From the entries provided below, copy each line that contains the word "layouts".
#####
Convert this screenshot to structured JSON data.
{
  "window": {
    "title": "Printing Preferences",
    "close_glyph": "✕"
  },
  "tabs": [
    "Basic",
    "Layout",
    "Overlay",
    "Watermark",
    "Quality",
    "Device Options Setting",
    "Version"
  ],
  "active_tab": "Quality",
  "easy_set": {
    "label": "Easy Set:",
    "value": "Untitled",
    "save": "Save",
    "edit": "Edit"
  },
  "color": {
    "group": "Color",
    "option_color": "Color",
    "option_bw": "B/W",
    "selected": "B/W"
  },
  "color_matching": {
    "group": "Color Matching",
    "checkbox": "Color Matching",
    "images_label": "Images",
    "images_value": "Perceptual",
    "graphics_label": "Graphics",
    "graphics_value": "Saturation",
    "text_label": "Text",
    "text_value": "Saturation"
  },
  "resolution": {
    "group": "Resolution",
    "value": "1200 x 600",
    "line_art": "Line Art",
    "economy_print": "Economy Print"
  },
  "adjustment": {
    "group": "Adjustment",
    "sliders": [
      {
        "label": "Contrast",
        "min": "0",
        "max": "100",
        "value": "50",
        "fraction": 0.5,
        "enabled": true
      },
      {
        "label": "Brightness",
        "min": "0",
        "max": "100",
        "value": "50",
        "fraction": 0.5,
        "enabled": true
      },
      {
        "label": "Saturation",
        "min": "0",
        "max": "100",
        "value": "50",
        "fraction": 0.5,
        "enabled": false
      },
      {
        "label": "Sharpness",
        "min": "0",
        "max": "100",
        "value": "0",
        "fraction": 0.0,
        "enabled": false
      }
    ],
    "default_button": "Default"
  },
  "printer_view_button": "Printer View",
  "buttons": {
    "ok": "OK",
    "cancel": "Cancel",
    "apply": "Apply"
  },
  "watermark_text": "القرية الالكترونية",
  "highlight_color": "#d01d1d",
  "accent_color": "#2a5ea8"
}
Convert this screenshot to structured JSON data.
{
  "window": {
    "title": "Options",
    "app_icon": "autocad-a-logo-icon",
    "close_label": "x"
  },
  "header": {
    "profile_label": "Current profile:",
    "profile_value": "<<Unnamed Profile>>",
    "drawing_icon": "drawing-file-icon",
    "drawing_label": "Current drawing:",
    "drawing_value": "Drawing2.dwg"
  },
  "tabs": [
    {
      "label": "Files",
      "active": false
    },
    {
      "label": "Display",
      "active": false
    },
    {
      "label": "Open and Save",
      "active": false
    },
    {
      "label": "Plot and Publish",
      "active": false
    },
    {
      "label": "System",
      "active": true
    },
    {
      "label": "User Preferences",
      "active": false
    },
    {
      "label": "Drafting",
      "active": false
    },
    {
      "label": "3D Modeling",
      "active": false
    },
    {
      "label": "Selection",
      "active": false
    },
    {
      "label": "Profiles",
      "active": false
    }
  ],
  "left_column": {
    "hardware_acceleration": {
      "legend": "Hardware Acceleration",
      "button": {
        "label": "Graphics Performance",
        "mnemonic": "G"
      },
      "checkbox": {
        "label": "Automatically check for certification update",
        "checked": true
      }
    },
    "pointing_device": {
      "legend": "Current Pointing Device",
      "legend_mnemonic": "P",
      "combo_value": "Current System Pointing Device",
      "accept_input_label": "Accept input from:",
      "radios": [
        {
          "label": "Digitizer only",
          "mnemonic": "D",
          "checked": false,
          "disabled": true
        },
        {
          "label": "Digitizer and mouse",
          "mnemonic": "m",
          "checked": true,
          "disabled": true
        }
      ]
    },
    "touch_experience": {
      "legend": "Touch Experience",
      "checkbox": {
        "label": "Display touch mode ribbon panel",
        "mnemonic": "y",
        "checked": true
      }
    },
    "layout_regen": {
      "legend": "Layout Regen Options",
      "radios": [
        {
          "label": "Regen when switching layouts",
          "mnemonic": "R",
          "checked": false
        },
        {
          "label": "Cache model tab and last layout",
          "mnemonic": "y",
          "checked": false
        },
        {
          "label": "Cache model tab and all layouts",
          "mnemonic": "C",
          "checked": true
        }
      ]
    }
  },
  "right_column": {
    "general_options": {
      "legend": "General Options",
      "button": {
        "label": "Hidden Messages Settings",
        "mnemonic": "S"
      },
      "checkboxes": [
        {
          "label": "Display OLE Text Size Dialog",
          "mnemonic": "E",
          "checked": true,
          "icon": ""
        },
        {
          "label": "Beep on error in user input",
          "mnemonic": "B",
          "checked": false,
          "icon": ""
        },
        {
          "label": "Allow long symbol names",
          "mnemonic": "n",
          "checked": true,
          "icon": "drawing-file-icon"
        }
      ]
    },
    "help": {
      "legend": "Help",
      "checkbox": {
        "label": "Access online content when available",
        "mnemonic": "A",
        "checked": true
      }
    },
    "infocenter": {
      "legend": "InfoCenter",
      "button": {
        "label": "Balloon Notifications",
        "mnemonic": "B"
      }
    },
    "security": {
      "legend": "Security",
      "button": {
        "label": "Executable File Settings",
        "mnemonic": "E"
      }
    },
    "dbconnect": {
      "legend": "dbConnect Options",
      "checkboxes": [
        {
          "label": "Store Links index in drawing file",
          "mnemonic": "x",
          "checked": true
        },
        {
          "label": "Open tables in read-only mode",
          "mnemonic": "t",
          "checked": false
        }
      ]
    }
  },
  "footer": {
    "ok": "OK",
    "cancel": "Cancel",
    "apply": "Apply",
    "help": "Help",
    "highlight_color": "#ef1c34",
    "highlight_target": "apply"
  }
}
#####
**Expected output**:
          "label": "Regen when switching layouts",
          "label": "Cache model tab and all layouts",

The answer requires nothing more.